**THE RECORDS:**
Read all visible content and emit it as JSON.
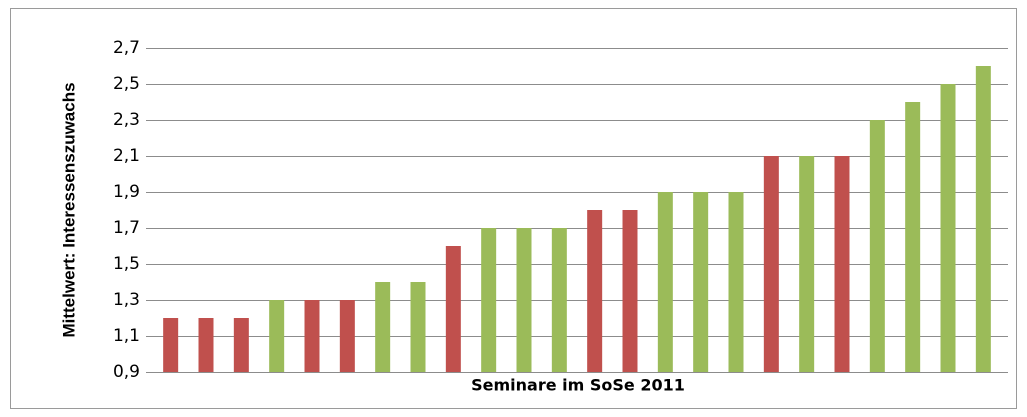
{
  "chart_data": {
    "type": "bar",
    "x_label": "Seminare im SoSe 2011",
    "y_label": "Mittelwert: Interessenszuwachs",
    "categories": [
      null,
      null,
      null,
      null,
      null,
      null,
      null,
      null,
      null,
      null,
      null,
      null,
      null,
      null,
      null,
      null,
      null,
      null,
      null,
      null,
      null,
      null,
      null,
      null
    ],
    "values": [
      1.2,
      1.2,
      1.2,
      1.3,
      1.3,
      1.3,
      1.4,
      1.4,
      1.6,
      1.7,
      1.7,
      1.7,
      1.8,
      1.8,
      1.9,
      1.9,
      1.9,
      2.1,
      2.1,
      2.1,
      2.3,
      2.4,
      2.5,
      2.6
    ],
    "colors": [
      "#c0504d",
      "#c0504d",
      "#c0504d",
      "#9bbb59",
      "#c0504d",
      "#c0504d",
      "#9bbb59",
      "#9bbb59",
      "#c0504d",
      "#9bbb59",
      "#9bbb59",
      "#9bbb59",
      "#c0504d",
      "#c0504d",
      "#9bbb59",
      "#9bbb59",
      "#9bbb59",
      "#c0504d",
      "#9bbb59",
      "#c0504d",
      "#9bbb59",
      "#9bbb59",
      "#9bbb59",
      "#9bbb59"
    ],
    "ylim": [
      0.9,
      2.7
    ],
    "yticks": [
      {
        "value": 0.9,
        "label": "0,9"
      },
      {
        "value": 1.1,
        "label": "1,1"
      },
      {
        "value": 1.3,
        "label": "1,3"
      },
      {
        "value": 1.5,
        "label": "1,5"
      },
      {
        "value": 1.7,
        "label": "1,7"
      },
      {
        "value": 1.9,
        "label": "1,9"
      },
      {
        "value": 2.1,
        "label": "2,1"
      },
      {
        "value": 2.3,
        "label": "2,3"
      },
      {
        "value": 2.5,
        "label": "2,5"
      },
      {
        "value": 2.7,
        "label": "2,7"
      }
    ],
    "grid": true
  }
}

**OBJECTIVE:** Omit the pictures and reproduce the listing exactly.

**COMPLETE RESPONSE:**
Read all visible content and emit it as JSON.
{
  "chart_data": {
    "type": "bar",
    "x_label": "Seminare im SoSe 2011",
    "y_label": "Mittelwert: Interessenszuwachs",
    "categories": [
      null,
      null,
      null,
      null,
      null,
      null,
      null,
      null,
      null,
      null,
      null,
      null,
      null,
      null,
      null,
      null,
      null,
      null,
      null,
      null,
      null,
      null,
      null,
      null
    ],
    "values": [
      1.2,
      1.2,
      1.2,
      1.3,
      1.3,
      1.3,
      1.4,
      1.4,
      1.6,
      1.7,
      1.7,
      1.7,
      1.8,
      1.8,
      1.9,
      1.9,
      1.9,
      2.1,
      2.1,
      2.1,
      2.3,
      2.4,
      2.5,
      2.6
    ],
    "colors": [
      "#c0504d",
      "#c0504d",
      "#c0504d",
      "#9bbb59",
      "#c0504d",
      "#c0504d",
      "#9bbb59",
      "#9bbb59",
      "#c0504d",
      "#9bbb59",
      "#9bbb59",
      "#9bbb59",
      "#c0504d",
      "#c0504d",
      "#9bbb59",
      "#9bbb59",
      "#9bbb59",
      "#c0504d",
      "#9bbb59",
      "#c0504d",
      "#9bbb59",
      "#9bbb59",
      "#9bbb59",
      "#9bbb59"
    ],
    "ylim": [
      0.9,
      2.7
    ],
    "yticks": [
      {
        "value": 0.9,
        "label": "0,9"
      },
      {
        "value": 1.1,
        "label": "1,1"
      },
      {
        "value": 1.3,
        "label": "1,3"
      },
      {
        "value": 1.5,
        "label": "1,5"
      },
      {
        "value": 1.7,
        "label": "1,7"
      },
      {
        "value": 1.9,
        "label": "1,9"
      },
      {
        "value": 2.1,
        "label": "2,1"
      },
      {
        "value": 2.3,
        "label": "2,3"
      },
      {
        "value": 2.5,
        "label": "2,5"
      },
      {
        "value": 2.7,
        "label": "2,7"
      }
    ],
    "grid": true
  }
}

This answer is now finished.